Do not carry the pictures over; copy every other part of the entries exactly.

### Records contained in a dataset
— BEGIN —
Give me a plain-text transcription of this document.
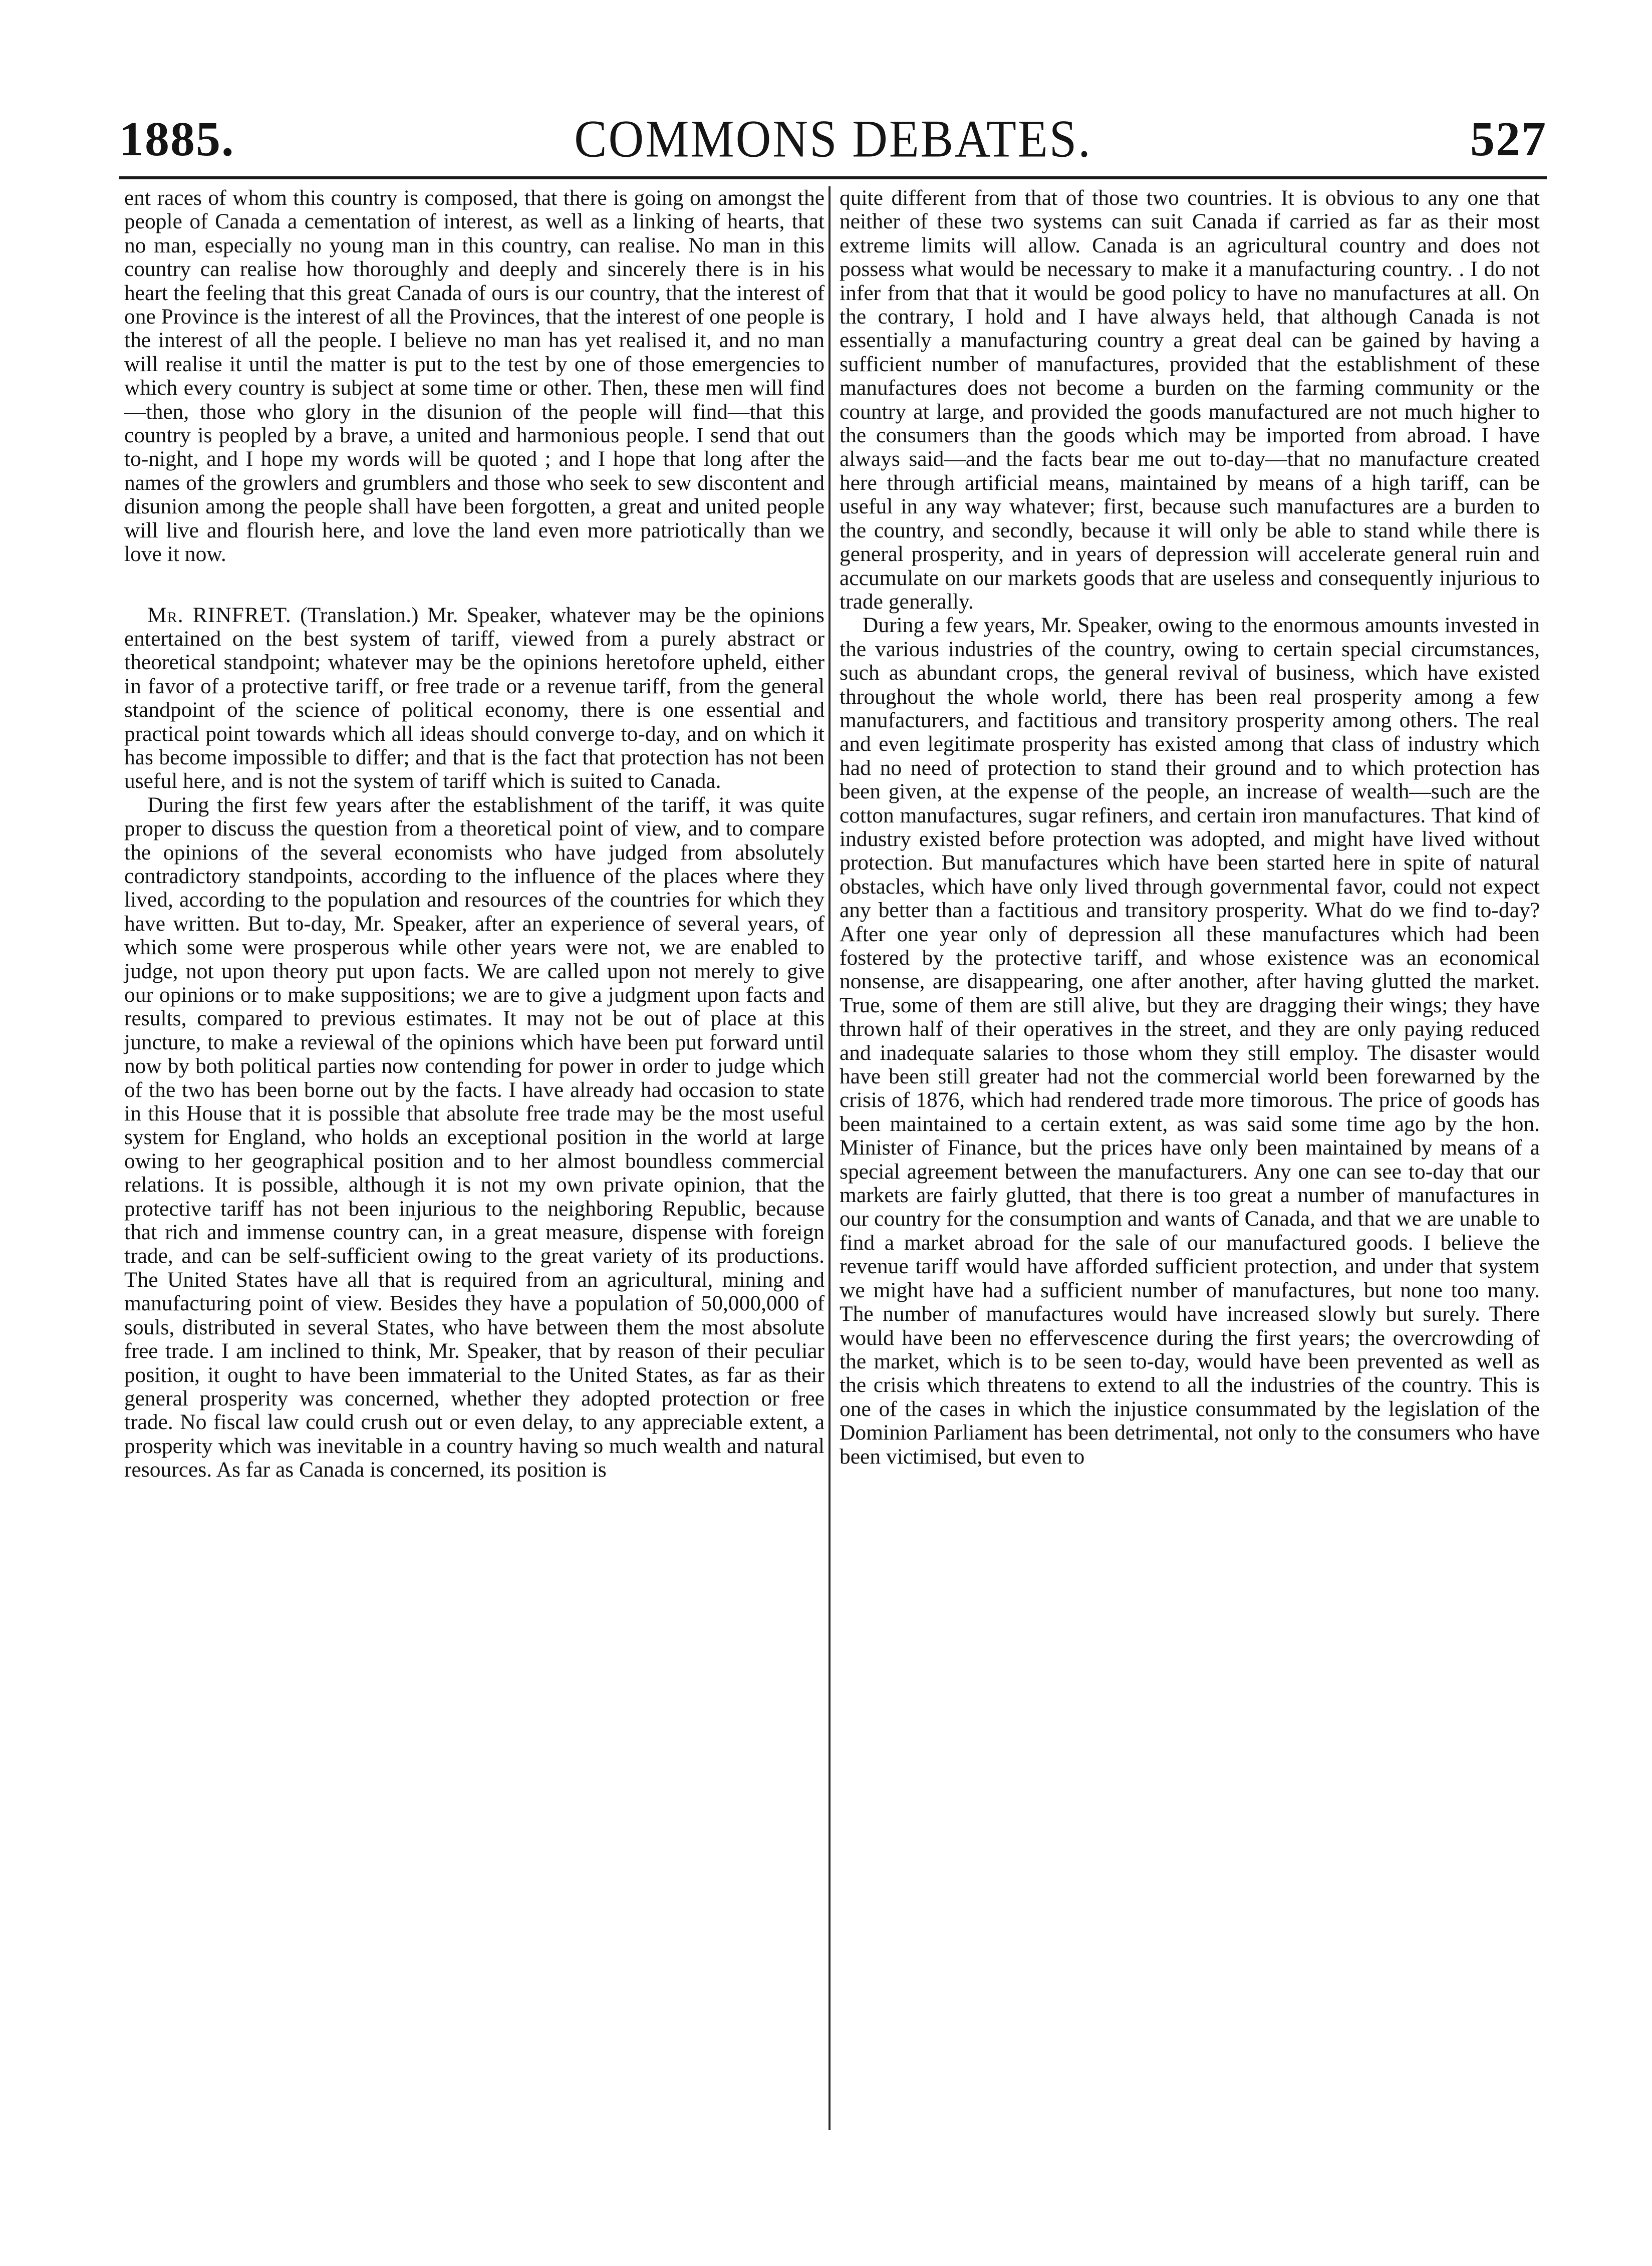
1885.	COMMONS DEBATES.	527

ent races of whom this country is composed, that there is going on amongst the people of Canada a cementation of interest, as well as a linking of hearts, that no man, especially no young man in this country, can realise. No man in this country can realise how thoroughly and deeply and sincerely there is in his heart the feeling that this great Canada of ours is our country, that the interest of one Province is the interest of all the Provinces, that the interest of one people is the interest of all the people. I believe no man has yet realised it, and no man will realise it until the matter is put to the test by one of those emergencies to which every country is subject at some time or other. Then, these men will find—then, those who glory in the disunion of the people will find—that this country is peopled by a brave, a united and harmonious people. I send that out to-night, and I hope my words will be quoted ; and I hope that long after the names of the growlers and grumblers and those who seek to sew discontent and disunion among the people shall have been forgotten, a great and united people will live and flourish here, and love the land even more patriotically than we love it now.

Mr. RINFRET. (Translation.) Mr. Speaker, whatever may be the opinions entertained on the best system of tariff, viewed from a purely abstract or theoretical standpoint; whatever may be the opinions heretofore upheld, either in favor of a protective tariff, or free trade or a revenue tariff, from the general standpoint of the science of political economy, there is one essential and practical point towards which all ideas should converge to-day, and on which it has become impossible to differ; and that is the fact that protection has not been useful here, and is not the system of tariff which is suited to Canada.

During the first few years after the establishment of the tariff, it was quite proper to discuss the question from a theoretical point of view, and to compare the opinions of the several economists who have judged from absolutely contradictory standpoints, according to the influence of the places where they lived, according to the population and resources of the countries for which they have written. But to-day, Mr. Speaker, after an experience of several years, of which some were prosperous while other years were not, we are enabled to judge, not upon theory put upon facts. We are called upon not merely to give our opinions or to make suppositions; we are to give a judgment upon facts and results, compared to previous estimates. It may not be out of place at this juncture, to make a reviewal of the opinions which have been put forward until now by both political parties now contending for power in order to judge which of the two has been borne out by the facts. I have already had occasion to state in this House that it is possible that absolute free trade may be the most useful system for England, who holds an exceptional position in the world at large owing to her geographical position and to her almost boundless commercial relations. It is possible, although it is not my own private opinion, that the protective tariff has not been injurious to the neighboring Republic, because that rich and immense country can, in a great measure, dispense with foreign trade, and can be self-sufficient owing to the great variety of its productions. The United States have all that is required from an agricultural, mining and manufacturing point of view. Besides they have a population of 50,000,000 of souls, distributed in several States, who have between them the most absolute free trade. I am inclined to think, Mr. Speaker, that by reason of their peculiar position, it ought to have been immaterial to the United States, as far as their general prosperity was concerned, whether they adopted protection or free trade. No fiscal law could crush out or even delay, to any appreciable extent, a prosperity which was inevitable in a country having so much wealth and natural resources. As far as Canada is concerned, its position is

quite different from that of those two countries. It is obvious to any one that neither of these two systems can suit Canada if carried as far as their most extreme limits will allow. Canada is an agricultural country and does not possess what would be necessary to make it a manufacturing country. . I do not infer from that that it would be good policy to have no manufactures at all. On the contrary, I hold and I have always held, that although Canada is not essentially a manufacturing country a great deal can be gained by having a sufficient number of manufactures, provided that the establishment of these manufactures does not become a burden on the farming community or the country at large, and provided the goods manufactured are not much higher to the consumers than the goods which may be imported from abroad. I have always said—and the facts bear me out to-day—that no manufacture created here through artificial means, maintained by means of a high tariff, can be useful in any way whatever; first, because such manufactures are a burden to the country, and secondly, because it will only be able to stand while there is general prosperity, and in years of depression will accelerate general ruin and accumulate on our markets goods that are useless and consequently injurious to trade generally.

During a few years, Mr. Speaker, owing to the enormous amounts invested in the various industries of the country, owing to certain special circumstances, such as abundant crops, the general revival of business, which have existed throughout the whole world, there has been real prosperity among a few manufacturers, and factitious and transitory prosperity among others. The real and even legitimate prosperity has existed among that class of industry which had no need of protection to stand their ground and to which protection has been given, at the expense of the people, an increase of wealth—such are the cotton manufactures, sugar refiners, and certain iron manufactures. That kind of industry existed before protection was adopted, and might have lived without protection. But manufactures which have been started here in spite of natural obstacles, which have only lived through governmental favor, could not expect any better than a factitious and transitory prosperity. What do we find to-day? After one year only of depression all these manufactures which had been fostered by the protective tariff, and whose existence was an economical nonsense, are disappearing, one after another, after having glutted the market. True, some of them are still alive, but they are dragging their wings; they have thrown half of their operatives in the street, and they are only paying reduced and inadequate salaries to those whom they still employ. The disaster would have been still greater had not the commercial world been forewarned by the crisis of 1876, which had rendered trade more timorous. The price of goods has been maintained to a certain extent, as was said some time ago by the hon. Minister of Finance, but the prices have only been maintained by means of a special agreement between the manufacturers. Any one can see to-day that our markets are fairly glutted, that there is too great a number of manufactures in our country for the consumption and wants of Canada, and that we are unable to find a market abroad for the sale of our manufactured goods. I believe the revenue tariff would have afforded sufficient protection, and under that system we might have had a sufficient number of manufactures, but none too many. The number of manufactures would have increased slowly but surely. There would have been no effervescence during the first years; the overcrowding of the market, which is to be seen to-day, would have been prevented as well as the crisis which threatens to extend to all the industries of the country. This is one of the cases in which the injustice consummated by the legislation of the Dominion Parliament has been detrimental, not only to the consumers who have been victimised, but even to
— END —
### Task solution
Give me a plain-text transcription of this document.
1885.	COMMONS DEBATES.	527

ent races of whom this country is composed, that there is going on amongst the people of Canada a cementation of interest, as well as a linking of hearts, that no man, especially no young man in this country, can realise. No man in this country can realise how thoroughly and deeply and sincerely there is in his heart the feeling that this great Canada of ours is our country, that the interest of one Province is the interest of all the Provinces, that the interest of one people is the interest of all the people. I believe no man has yet realised it, and no man will realise it until the matter is put to the test by one of those emergencies to which every country is subject at some time or other. Then, these men will find—then, those who glory in the disunion of the people will find—that this country is peopled by a brave, a united and harmonious people. I send that out to-night, and I hope my words will be quoted ; and I hope that long after the names of the growlers and grumblers and those who seek to sew discontent and disunion among the people shall have been forgotten, a great and united people will live and flourish here, and love the land even more patriotically than we love it now.

Mr. RINFRET. (Translation.) Mr. Speaker, whatever may be the opinions entertained on the best system of tariff, viewed from a purely abstract or theoretical standpoint; whatever may be the opinions heretofore upheld, either in favor of a protective tariff, or free trade or a revenue tariff, from the general standpoint of the science of political economy, there is one essential and practical point towards which all ideas should converge to-day, and on which it has become impossible to differ; and that is the fact that protection has not been useful here, and is not the system of tariff which is suited to Canada.

During the first few years after the establishment of the tariff, it was quite proper to discuss the question from a theoretical point of view, and to compare the opinions of the several economists who have judged from absolutely contradictory standpoints, according to the influence of the places where they lived, according to the population and resources of the countries for which they have written. But to-day, Mr. Speaker, after an experience of several years, of which some were prosperous while other years were not, we are enabled to judge, not upon theory put upon facts. We are called upon not merely to give our opinions or to make suppositions; we are to give a judgment upon facts and results, compared to previous estimates. It may not be out of place at this juncture, to make a reviewal of the opinions which have been put forward until now by both political parties now contending for power in order to judge which of the two has been borne out by the facts. I have already had occasion to state in this House that it is possible that absolute free trade may be the most useful system for England, who holds an exceptional position in the world at large owing to her geographical position and to her almost boundless commercial relations. It is possible, although it is not my own private opinion, that the protective tariff has not been injurious to the neighboring Republic, because that rich and immense country can, in a great measure, dispense with foreign trade, and can be self-sufficient owing to the great variety of its productions. The United States have all that is required from an agricultural, mining and manufacturing point of view. Besides they have a population of 50,000,000 of souls, distributed in several States, who have between them the most absolute free trade. I am inclined to think, Mr. Speaker, that by reason of their peculiar position, it ought to have been immaterial to the United States, as far as their general prosperity was concerned, whether they adopted protection or free trade. No fiscal law could crush out or even delay, to any appreciable extent, a prosperity which was inevitable in a country having so much wealth and natural resources. As far as Canada is concerned, its position is

quite different from that of those two countries. It is obvious to any one that neither of these two systems can suit Canada if carried as far as their most extreme limits will allow. Canada is an agricultural country and does not possess what would be necessary to make it a manufacturing country. . I do not infer from that that it would be good policy to have no manufactures at all. On the contrary, I hold and I have always held, that although Canada is not essentially a manufacturing country a great deal can be gained by having a sufficient number of manufactures, provided that the establishment of these manufactures does not become a burden on the farming community or the country at large, and provided the goods manufactured are not much higher to the consumers than the goods which may be imported from abroad. I have always said—and the facts bear me out to-day—that no manufacture created here through artificial means, maintained by means of a high tariff, can be useful in any way whatever; first, because such manufactures are a burden to the country, and secondly, because it will only be able to stand while there is general prosperity, and in years of depression will accelerate general ruin and accumulate on our markets goods that are useless and consequently injurious to trade generally.

During a few years, Mr. Speaker, owing to the enormous amounts invested in the various industries of the country, owing to certain special circumstances, such as abundant crops, the general revival of business, which have existed throughout the whole world, there has been real prosperity among a few manufacturers, and factitious and transitory prosperity among others. The real and even legitimate prosperity has existed among that class of industry which had no need of protection to stand their ground and to which protection has been given, at the expense of the people, an increase of wealth—such are the cotton manufactures, sugar refiners, and certain iron manufactures. That kind of industry existed before protection was adopted, and might have lived without protection. But manufactures which have been started here in spite of natural obstacles, which have only lived through governmental favor, could not expect any better than a factitious and transitory prosperity. What do we find to-day? After one year only of depression all these manufactures which had been fostered by the protective tariff, and whose existence was an economical nonsense, are disappearing, one after another, after having glutted the market. True, some of them are still alive, but they are dragging their wings; they have thrown half of their operatives in the street, and they are only paying reduced and inadequate salaries to those whom they still employ. The disaster would have been still greater had not the commercial world been forewarned by the crisis of 1876, which had rendered trade more timorous. The price of goods has been maintained to a certain extent, as was said some time ago by the hon. Minister of Finance, but the prices have only been maintained by means of a special agreement between the manufacturers. Any one can see to-day that our markets are fairly glutted, that there is too great a number of manufactures in our country for the consumption and wants of Canada, and that we are unable to find a market abroad for the sale of our manufactured goods. I believe the revenue tariff would have afforded sufficient protection, and under that system we might have had a sufficient number of manufactures, but none too many. The number of manufactures would have increased slowly but surely. There would have been no effervescence during the first years; the overcrowding of the market, which is to be seen to-day, would have been prevented as well as the crisis which threatens to extend to all the industries of the country. This is one of the cases in which the injustice consummated by the legislation of the Dominion Parliament has been detrimental, not only to the consumers who have been victimised, but even to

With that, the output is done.